-- START OF EXTRACTED RECORDS --
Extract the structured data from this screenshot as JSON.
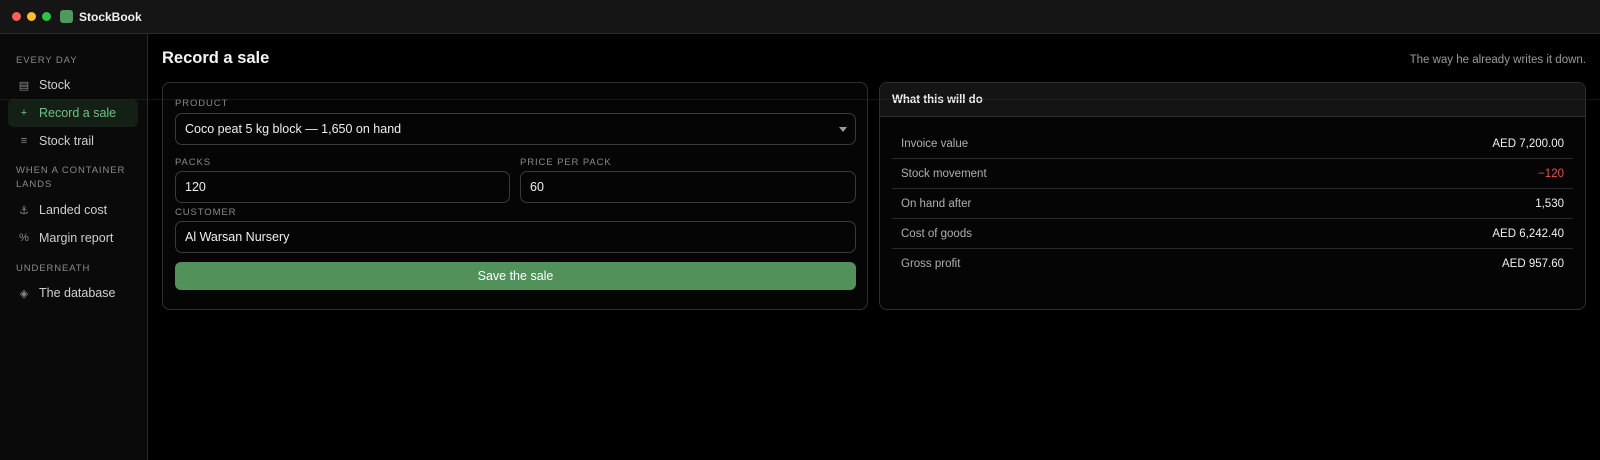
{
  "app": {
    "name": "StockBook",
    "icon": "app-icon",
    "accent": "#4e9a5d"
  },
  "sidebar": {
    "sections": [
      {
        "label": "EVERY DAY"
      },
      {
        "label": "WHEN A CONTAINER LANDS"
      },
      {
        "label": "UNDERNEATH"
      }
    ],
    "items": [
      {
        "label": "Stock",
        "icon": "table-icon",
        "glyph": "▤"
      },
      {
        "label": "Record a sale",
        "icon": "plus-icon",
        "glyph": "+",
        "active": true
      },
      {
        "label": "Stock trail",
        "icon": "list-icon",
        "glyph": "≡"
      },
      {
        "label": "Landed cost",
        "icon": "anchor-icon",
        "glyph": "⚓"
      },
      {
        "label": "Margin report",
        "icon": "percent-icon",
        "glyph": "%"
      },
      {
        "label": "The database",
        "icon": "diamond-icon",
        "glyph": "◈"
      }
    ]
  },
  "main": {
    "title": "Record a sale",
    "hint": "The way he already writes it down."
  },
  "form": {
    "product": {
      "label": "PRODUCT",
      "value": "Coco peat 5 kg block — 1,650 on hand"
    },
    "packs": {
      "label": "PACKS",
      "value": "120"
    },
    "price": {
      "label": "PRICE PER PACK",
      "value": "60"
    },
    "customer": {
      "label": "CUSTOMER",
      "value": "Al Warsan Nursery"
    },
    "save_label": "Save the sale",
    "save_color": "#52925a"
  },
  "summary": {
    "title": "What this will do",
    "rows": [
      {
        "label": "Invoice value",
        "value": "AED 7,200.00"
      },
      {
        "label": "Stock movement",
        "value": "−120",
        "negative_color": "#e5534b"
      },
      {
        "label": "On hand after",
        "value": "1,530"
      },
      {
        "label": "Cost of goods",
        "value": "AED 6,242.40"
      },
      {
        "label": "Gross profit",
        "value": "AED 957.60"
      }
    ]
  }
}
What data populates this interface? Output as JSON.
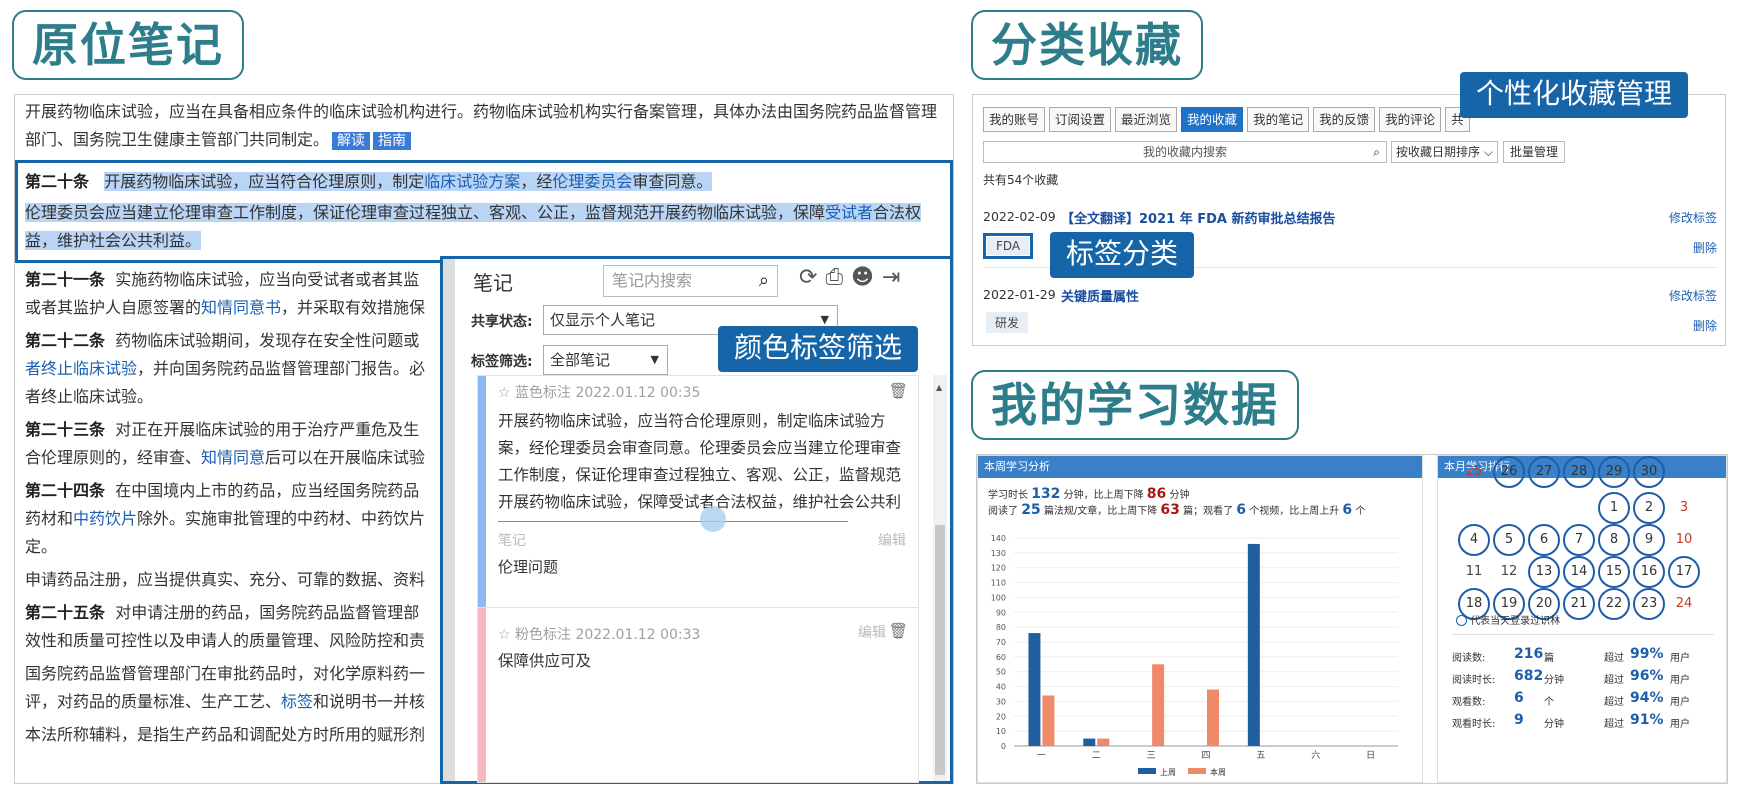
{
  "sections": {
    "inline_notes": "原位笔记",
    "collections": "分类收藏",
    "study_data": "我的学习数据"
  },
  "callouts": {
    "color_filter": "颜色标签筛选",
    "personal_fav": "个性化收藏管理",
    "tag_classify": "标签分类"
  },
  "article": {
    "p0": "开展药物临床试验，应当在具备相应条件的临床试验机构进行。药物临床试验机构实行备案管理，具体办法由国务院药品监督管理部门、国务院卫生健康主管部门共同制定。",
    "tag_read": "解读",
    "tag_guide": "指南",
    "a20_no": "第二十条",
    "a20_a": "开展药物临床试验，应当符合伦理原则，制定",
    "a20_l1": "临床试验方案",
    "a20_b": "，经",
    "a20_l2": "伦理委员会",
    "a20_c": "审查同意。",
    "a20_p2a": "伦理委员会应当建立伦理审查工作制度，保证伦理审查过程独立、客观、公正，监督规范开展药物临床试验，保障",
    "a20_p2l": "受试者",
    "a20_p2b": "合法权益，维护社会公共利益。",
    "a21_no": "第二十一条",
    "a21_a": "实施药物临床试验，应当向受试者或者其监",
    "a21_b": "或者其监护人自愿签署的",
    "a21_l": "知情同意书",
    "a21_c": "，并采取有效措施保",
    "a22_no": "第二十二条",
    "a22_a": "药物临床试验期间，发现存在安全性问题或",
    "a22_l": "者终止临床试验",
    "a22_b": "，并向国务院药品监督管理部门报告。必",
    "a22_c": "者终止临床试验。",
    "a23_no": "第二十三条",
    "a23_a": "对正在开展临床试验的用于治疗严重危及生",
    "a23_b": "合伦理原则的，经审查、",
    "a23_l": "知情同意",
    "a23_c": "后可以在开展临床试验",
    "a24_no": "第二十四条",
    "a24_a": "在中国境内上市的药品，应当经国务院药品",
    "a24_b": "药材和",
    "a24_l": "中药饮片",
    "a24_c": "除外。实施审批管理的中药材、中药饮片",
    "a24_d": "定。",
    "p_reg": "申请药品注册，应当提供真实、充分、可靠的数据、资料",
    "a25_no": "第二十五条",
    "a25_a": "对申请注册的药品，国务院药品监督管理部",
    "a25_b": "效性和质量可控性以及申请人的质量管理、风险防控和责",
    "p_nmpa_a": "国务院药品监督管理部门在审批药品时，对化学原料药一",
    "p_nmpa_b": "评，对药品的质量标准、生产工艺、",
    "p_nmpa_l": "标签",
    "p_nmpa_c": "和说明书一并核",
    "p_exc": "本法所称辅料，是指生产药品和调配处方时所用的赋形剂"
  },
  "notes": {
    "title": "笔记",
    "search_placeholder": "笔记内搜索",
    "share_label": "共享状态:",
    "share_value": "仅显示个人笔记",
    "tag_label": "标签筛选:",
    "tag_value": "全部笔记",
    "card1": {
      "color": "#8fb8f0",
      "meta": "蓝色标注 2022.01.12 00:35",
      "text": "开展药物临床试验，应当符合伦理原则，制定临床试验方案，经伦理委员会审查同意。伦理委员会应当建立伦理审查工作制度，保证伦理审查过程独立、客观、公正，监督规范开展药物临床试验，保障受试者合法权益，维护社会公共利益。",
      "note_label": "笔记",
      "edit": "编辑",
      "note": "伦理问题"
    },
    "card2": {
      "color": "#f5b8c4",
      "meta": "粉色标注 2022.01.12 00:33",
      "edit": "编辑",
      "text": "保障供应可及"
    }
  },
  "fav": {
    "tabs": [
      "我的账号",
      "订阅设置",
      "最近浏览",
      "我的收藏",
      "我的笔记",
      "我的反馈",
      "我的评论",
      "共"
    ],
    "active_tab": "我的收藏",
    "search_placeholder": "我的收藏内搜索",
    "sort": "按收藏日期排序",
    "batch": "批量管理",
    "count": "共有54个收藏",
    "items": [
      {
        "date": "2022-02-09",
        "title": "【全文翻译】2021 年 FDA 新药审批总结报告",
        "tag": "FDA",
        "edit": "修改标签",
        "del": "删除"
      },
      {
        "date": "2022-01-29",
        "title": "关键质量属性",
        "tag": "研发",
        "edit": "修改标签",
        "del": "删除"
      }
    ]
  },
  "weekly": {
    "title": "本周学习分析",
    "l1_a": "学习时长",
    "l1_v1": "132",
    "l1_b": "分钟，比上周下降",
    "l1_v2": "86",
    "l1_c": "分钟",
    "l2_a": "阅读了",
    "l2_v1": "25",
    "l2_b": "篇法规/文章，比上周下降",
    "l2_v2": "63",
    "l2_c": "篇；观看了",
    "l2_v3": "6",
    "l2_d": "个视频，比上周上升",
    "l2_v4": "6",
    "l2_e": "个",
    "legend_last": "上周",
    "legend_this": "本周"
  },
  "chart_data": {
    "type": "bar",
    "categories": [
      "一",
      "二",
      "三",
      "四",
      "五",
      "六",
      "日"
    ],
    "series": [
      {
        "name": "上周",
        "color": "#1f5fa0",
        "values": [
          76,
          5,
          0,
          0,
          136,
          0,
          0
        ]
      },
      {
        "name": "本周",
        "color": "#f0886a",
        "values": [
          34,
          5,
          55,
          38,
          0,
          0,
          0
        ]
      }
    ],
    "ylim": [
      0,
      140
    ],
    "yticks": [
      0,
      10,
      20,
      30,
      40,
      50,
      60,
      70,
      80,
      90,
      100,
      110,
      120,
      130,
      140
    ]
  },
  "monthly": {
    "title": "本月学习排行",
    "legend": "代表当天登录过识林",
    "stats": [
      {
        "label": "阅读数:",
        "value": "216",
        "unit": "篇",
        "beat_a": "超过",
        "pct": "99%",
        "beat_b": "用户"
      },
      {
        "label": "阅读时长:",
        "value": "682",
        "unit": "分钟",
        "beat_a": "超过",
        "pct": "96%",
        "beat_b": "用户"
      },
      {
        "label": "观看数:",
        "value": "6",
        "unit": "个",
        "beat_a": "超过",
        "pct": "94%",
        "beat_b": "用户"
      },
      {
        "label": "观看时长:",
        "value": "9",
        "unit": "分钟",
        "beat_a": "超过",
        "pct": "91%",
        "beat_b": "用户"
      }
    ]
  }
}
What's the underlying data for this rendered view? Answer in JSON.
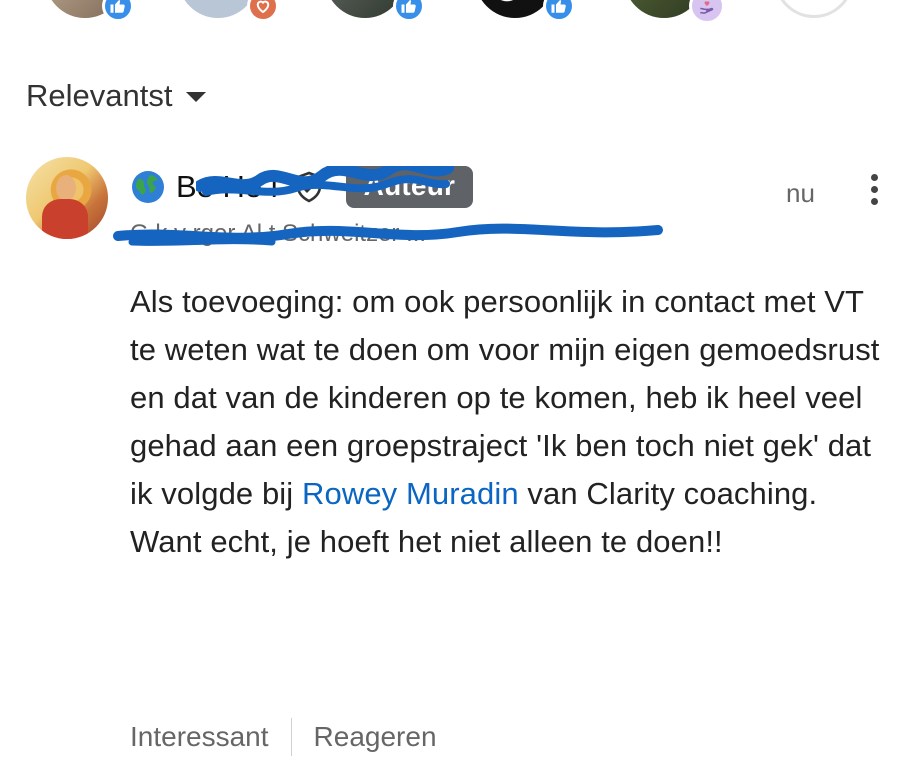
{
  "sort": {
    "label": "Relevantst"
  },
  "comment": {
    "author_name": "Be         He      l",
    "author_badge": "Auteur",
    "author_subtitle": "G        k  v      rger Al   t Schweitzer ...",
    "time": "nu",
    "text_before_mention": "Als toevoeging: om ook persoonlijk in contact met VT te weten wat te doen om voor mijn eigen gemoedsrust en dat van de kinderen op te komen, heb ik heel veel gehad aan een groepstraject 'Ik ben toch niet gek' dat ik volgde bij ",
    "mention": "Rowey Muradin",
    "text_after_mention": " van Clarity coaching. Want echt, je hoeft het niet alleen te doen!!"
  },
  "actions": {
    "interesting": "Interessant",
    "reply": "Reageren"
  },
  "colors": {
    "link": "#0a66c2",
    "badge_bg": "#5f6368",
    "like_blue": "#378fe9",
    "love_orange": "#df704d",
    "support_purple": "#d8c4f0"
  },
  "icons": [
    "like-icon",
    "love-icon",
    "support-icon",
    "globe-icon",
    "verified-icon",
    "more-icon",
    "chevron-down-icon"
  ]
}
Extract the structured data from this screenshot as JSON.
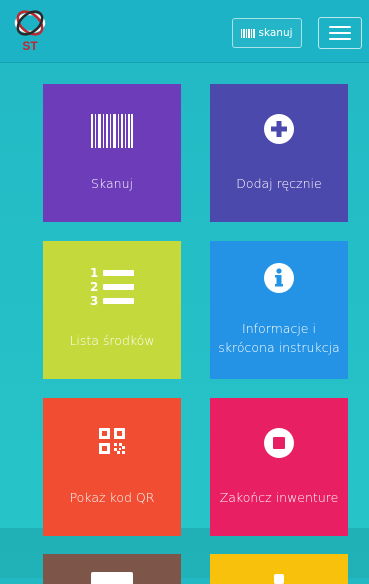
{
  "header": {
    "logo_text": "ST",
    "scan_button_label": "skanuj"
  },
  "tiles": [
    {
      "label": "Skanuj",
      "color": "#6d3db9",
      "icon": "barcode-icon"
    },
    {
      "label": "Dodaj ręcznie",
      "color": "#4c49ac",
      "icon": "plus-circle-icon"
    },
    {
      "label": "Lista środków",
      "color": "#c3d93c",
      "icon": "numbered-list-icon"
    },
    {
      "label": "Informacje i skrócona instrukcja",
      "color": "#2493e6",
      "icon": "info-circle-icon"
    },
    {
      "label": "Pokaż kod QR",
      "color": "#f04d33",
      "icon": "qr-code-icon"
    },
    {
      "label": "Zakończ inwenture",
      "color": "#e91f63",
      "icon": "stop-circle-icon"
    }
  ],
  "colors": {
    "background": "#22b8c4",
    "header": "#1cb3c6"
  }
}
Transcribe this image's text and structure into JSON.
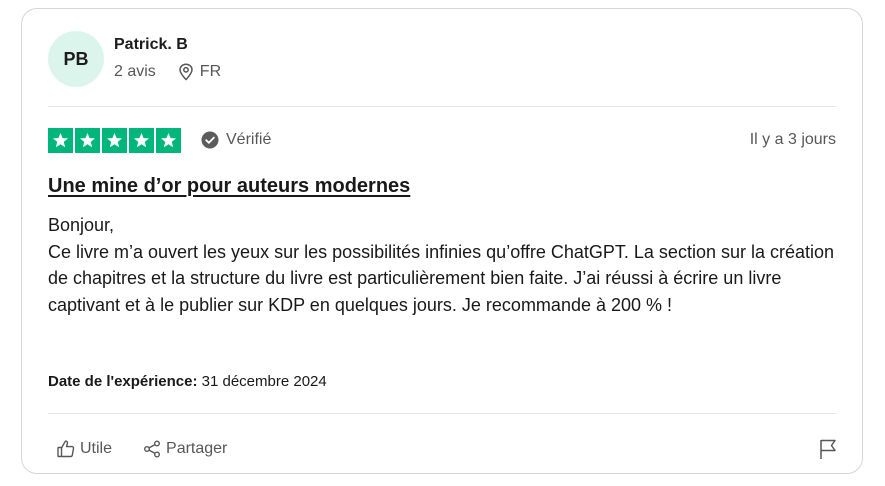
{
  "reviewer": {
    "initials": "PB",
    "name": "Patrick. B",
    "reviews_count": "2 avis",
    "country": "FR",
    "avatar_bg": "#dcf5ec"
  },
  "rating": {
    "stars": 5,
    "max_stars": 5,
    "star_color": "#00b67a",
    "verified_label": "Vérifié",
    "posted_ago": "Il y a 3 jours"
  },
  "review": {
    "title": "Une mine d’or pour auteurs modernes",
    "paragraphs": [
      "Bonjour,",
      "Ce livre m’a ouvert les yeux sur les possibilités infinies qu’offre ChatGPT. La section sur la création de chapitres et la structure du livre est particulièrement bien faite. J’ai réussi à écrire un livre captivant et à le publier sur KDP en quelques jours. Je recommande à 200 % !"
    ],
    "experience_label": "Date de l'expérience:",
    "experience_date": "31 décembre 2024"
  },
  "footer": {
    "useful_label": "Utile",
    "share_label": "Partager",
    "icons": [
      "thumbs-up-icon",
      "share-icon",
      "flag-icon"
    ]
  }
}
-- END OF EXTRACTED RECORDS --
SHORT TASK – Copy the lines from the entries above in which the word "JSON" appears.

WRITTEN SOLUTION –
Extract the structured data from this screenshot as JSON.
What data populates this interface? Output as JSON.
What's the underlying data for this rendered view? Answer in JSON.
Extract the structured data from this screenshot as JSON.
Transcribe this image's text and structure into JSON.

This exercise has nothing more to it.